■ **SHORT EXERCISE**:
Extract every row below that contains the string "bounding", copying each one unchanged.

■ **RECORDED DATA**:
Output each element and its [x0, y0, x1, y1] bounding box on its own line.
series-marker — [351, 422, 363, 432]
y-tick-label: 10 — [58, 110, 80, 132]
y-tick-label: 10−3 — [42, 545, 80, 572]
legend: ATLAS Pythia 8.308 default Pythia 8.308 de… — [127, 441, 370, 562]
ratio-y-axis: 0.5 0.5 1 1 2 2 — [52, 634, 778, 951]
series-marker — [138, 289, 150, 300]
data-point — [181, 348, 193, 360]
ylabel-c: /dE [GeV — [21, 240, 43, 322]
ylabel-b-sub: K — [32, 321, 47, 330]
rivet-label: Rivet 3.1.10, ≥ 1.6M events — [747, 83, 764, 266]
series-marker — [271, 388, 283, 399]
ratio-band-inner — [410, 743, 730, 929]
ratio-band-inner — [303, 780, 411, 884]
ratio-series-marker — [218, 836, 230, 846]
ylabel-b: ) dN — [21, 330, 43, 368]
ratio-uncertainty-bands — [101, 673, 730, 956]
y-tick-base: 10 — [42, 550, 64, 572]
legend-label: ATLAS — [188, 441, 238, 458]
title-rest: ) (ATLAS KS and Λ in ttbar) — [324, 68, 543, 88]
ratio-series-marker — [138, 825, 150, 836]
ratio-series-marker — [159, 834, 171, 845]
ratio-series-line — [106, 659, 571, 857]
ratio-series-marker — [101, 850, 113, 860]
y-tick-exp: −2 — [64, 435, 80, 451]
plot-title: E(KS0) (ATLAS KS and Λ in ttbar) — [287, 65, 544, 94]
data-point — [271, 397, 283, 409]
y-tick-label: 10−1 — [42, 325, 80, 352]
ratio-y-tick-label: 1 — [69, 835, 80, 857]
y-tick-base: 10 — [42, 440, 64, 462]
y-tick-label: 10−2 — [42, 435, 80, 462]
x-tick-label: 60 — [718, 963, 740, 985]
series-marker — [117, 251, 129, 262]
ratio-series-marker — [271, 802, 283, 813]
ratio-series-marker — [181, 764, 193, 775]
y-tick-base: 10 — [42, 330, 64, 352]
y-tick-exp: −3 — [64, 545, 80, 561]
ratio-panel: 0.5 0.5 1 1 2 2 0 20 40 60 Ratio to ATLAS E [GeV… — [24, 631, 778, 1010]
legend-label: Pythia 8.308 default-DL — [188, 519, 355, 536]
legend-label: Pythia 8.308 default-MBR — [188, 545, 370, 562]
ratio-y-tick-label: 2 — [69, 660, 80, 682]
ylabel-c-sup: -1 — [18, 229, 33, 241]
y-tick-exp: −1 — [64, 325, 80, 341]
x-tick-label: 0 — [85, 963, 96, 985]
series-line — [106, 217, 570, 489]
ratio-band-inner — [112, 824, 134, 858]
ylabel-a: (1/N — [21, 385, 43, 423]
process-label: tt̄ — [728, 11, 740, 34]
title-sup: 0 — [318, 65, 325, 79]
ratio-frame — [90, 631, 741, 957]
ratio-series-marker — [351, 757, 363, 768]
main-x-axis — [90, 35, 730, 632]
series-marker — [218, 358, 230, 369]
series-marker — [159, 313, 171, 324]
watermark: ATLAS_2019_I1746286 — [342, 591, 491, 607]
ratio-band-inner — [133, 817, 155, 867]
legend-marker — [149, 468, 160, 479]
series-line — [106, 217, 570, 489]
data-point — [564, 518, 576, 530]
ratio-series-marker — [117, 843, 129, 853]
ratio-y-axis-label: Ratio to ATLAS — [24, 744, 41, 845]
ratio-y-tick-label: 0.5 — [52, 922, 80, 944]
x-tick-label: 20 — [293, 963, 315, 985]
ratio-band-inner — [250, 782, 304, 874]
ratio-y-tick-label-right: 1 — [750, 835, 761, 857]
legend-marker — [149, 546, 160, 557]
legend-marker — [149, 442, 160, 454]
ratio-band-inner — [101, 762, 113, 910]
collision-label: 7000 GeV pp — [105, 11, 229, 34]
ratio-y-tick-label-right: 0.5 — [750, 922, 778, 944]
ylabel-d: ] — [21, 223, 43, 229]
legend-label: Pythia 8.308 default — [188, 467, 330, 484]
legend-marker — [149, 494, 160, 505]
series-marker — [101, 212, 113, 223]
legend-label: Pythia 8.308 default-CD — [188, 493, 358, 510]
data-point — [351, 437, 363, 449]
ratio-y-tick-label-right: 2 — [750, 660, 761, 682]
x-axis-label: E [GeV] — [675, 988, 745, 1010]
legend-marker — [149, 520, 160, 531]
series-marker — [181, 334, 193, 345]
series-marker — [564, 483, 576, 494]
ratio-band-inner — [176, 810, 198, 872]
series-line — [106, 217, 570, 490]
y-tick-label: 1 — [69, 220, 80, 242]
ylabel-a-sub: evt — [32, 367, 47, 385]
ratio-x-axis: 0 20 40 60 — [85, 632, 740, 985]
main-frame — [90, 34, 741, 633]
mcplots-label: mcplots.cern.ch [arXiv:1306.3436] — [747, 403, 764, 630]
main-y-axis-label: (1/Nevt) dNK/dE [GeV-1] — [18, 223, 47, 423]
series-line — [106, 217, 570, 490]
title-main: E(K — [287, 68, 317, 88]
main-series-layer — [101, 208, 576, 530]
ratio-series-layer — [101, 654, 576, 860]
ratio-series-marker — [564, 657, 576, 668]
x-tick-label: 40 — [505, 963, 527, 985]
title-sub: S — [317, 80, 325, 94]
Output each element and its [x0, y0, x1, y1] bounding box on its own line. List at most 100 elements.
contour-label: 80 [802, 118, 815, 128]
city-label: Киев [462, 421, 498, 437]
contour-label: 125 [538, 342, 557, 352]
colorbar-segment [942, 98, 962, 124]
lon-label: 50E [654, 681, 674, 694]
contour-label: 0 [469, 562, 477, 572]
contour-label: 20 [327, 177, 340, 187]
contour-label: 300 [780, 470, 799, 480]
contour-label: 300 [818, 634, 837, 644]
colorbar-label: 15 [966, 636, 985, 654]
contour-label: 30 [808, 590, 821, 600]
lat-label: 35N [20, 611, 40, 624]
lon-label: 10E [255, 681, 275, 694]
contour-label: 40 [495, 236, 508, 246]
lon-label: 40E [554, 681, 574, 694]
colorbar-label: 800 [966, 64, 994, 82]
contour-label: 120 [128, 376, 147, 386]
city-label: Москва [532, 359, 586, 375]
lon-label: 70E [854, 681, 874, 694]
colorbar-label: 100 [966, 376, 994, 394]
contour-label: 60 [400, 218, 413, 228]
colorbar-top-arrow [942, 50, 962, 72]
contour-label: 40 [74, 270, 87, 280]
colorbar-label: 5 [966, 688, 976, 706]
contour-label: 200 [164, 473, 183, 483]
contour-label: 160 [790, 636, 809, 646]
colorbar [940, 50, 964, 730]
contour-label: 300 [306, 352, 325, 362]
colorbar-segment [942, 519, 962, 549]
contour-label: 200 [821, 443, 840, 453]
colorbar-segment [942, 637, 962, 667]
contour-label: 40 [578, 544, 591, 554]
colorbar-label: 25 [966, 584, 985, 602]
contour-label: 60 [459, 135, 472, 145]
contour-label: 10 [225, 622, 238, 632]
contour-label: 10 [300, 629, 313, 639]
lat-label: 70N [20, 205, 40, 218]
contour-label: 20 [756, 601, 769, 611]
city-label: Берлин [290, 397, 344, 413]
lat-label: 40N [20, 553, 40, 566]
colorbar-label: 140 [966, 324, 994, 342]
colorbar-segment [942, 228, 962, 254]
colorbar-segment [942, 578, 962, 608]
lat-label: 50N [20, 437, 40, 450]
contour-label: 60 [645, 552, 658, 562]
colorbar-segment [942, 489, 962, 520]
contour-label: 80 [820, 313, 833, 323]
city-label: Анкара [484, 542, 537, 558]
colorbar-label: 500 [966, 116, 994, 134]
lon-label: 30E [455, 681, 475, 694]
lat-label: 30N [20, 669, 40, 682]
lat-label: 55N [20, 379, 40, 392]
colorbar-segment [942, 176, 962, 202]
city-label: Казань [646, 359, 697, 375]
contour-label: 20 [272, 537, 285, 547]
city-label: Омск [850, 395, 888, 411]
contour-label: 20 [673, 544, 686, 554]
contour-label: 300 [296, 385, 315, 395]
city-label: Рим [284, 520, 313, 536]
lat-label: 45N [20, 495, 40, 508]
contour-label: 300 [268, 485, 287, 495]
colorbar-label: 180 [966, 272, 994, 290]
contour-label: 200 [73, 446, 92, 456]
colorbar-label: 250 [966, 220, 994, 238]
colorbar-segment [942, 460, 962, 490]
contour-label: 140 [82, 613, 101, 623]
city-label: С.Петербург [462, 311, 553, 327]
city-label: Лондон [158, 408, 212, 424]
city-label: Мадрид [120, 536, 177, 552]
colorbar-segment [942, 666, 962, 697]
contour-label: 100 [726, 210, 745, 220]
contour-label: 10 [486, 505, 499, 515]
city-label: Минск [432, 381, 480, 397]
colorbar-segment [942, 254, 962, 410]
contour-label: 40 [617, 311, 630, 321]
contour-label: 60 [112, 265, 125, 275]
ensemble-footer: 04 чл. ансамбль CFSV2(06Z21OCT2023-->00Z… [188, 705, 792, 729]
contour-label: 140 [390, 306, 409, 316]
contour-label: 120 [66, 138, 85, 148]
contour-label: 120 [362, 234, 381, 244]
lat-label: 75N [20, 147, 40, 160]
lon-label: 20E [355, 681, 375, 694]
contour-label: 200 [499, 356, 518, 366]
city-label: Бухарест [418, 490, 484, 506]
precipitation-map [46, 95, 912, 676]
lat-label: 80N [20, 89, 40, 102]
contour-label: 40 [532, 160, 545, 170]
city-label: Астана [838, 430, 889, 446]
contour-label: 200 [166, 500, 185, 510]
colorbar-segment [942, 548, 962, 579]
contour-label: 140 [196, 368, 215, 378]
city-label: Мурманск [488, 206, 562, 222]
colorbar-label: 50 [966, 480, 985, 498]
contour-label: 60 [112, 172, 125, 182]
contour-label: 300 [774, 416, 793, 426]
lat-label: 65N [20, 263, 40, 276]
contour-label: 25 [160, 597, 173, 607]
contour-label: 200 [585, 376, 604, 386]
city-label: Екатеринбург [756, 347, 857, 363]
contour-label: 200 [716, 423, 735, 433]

■ **EXERCISE OUTPUT**:
Output each element and its [x0, y0, x1, y1] bounding box on its own line.
Output each element and its [x0, y0, x1, y1] bounding box on its own line. List at most 100 elements.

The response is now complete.